** PROMPT **
Return the listing below unchanged, minus its pictures.
※ ※ ※
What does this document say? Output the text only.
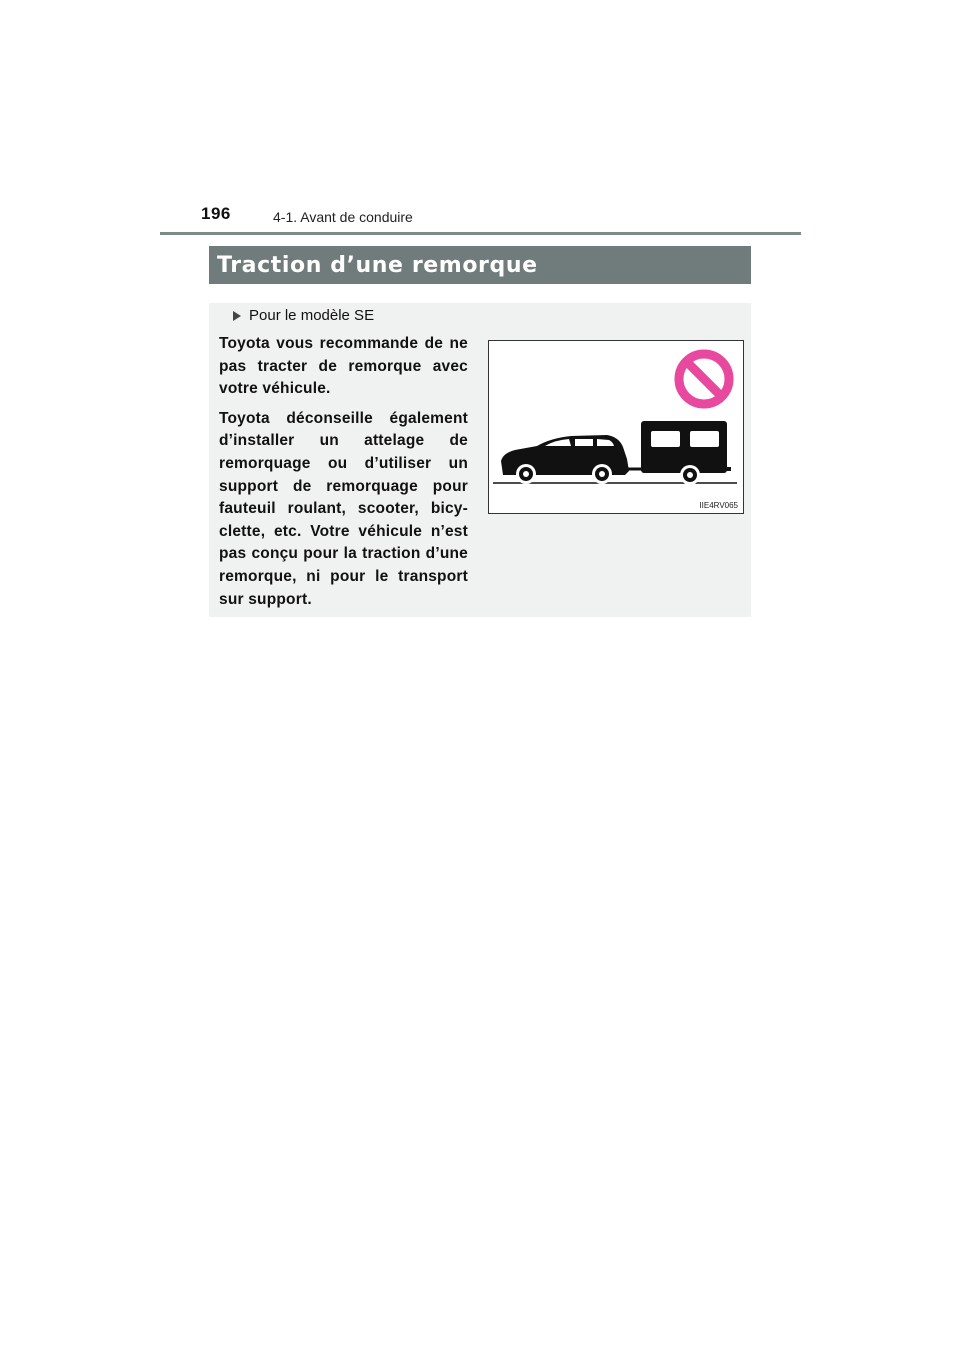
196	4-1. Avant de conduire
Traction d’une remorque
Pour le modèle SE

Toyota vous recommande de ne pas tracter de remorque avec votre véhicule.

Toyota déconseille également d’installer un attelage de remorquage ou d’utiliser un support de remorquage pour fauteuil roulant, scooter, bicy-clette, etc. Votre véhicule n’est pas conçu pour la traction d’une remorque, ni pour le transport sur support.

IIE4RV065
※ ※ ※
** OUTPUT **
What does this document say? Output the text only.
196	4-1. Avant de conduire
Traction d’une remorque
Pour le modèle SE

Toyota vous recommande de ne pas tracter de remorque avec votre véhicule.

Toyota déconseille également d’installer un attelage de remorquage ou d’utiliser un support de remorquage pour fauteuil roulant, scooter, bicy-clette, etc. Votre véhicule n’est pas conçu pour la traction d’une remorque, ni pour le transport sur support.

IIE4RV065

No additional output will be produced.